Many Americans will celebrate their Independence Day with games, sports, guns bells, guns and fireworks to celebrate freedom in every aspect of their life: freedom of expression, freedom of movement, freedom of thinking and so on.  The Declaration drafted by Thomas Jefferson points to three fundamental principles “life, liberty and the pursuit of happiness” as indisputable rights shared by all people equally. Although freedom is deemed a prevailing value in modern America, the following facts concerning US labour contradict this notion:

Slavery Challenges America

50,000 people work in forced labour conditions in the US and an additional 17,500 are being trafficked every year, according to Justice Department statistics. These terrifying numbers mean that more human beings are being enslaved yearly than during legal slavery in America’s dark history.     

Domestic slaves are the most hard to discover; this kind of slavery can be happening next door to you and it could be difficult to realise it. Recently, patterns of domestic slavery were found in supposedly ‘decent’ households, often in expatriate enclaves. In those cases, only the intervention of conscientious citizens could break the slaves’ chains.

Workplace Gender Discrimination Levels are High (for an Otherwise Liberal State)

The principles of Declaration stipulate that all men and women as well as races are treated equally. Ironically though, during fiscal year 2012 99,412 workplace discrimination charges were reported in the private sector. Gender inequalities in the US workplace amounted to 29.5% (27,687 charges) last year while race discrimination totaled 35.3% (33,068 charges).   

Immigrant Workers Fear of Filing Charges Over Unfair Treatment

According to a report by Human Rights Watch the “immigrant workers are often afraid to come forward to file unfair labour practice charges or to appear as witnesses in unfair labor practice proceedings because they fear their immigration status will be challenged”. Feeling vulnerable because of their immigration status, they are reluctant to fully exercise their rights. The report adds that “workers who persist in exercising the right to freedom of association are often victimized by the employer moving from threat to action: calling the INS to have them deported, even though such an act is an unfair labor practice under the NLRA”.

Finally, only the fact that even a small fraction of people do not entirely enjoy their freedom and basic labour rights in the country which nurtured liberty and equality, says a lot.  It urgently calls for more work to be done in eradicating contemporary forms of human inequality, labour tyranny and oppression. Celebrating the Independence Day of America would have more meaning today if all US employers made use of the Declaration’s principles to constructively promote workers’ rights and interests as well as working conditions and social benefits through collective bargaining and social dialogue.

## Source material
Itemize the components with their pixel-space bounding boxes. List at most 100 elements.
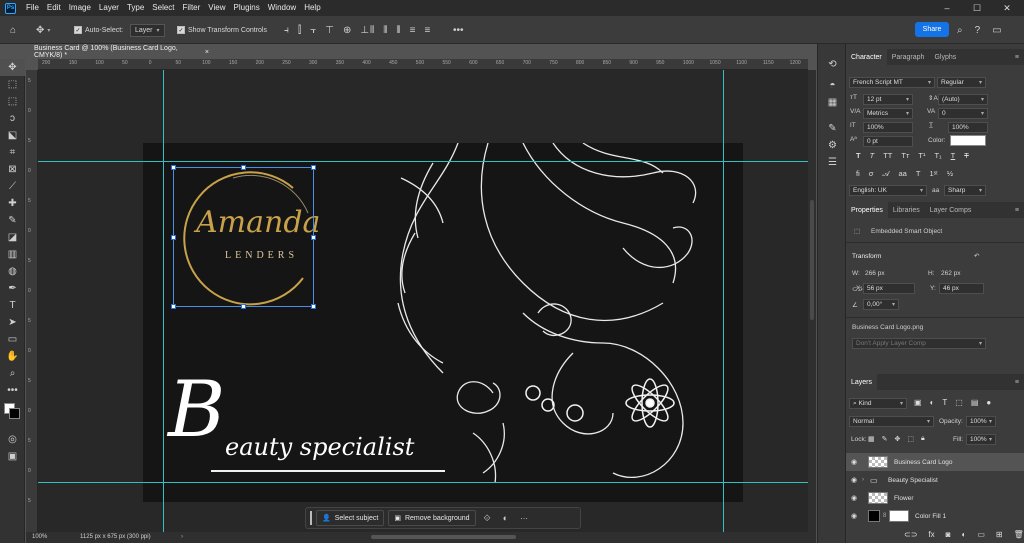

## What this task involves
Quote the passage on US labor and freedom in full, word for word. The lines after the passage on US labor and freedom are separate material, not part of it.

## Task solution
Many Americans will celebrate their Independence Day with games, sports, guns bells, guns and fireworks to celebrate freedom in every aspect of their life: freedom of expression, freedom of movement, freedom of thinking and so on.  The Declaration drafted by Thomas Jefferson points to three fundamental principles “life, liberty and the pursuit of happiness” as indisputable rights shared by all people equally. Although freedom is deemed a prevailing value in modern America, the following facts concerning US labour contradict this notion:

Slavery Challenges America

50,000 people work in forced labour conditions in the US and an additional 17,500 are being trafficked every year, according to Justice Department statistics. These terrifying numbers mean that more human beings are being enslaved yearly than during legal slavery in America’s dark history.     

Domestic slaves are the most hard to discover; this kind of slavery can be happening next door to you and it could be difficult to realise it. Recently, patterns of domestic slavery were found in supposedly ‘decent’ households, often in expatriate enclaves. In those cases, only the intervention of conscientious citizens could break the slaves’ chains.

Workplace Gender Discrimination Levels are High (for an Otherwise Liberal State)

The principles of Declaration stipulate that all men and women as well as races are treated equally. Ironically though, during fiscal year 2012 99,412 workplace discrimination charges were reported in the private sector. Gender inequalities in the US workplace amounted to 29.5% (27,687 charges) last year while race discrimination totaled 35.3% (33,068 charges).   

Immigrant Workers Fear of Filing Charges Over Unfair Treatment

According to a report by Human Rights Watch the “immigrant workers are often afraid to come forward to file unfair labour practice charges or to appear as witnesses in unfair labor practice proceedings because they fear their immigration status will be challenged”. Feeling vulnerable because of their immigration status, they are reluctant to fully exercise their rights. The report adds that “workers who persist in exercising the right to freedom of association are often victimized by the employer moving from threat to action: calling the INS to have them deported, even though such an act is an unfair labor practice under the NLRA”.

Finally, only the fact that even a small fraction of people do not entirely enjoy their freedom and basic labour rights in the country which nurtured liberty and equality, says a lot.  It urgently calls for more work to be done in eradicating contemporary forms of human inequality, labour tyranny and oppression. Celebrating the Independence Day of America would have more meaning today if all US employers made use of the Declaration’s principles to constructively promote workers’ rights and interests as well as working conditions and social benefits through collective bargaining and social dialogue.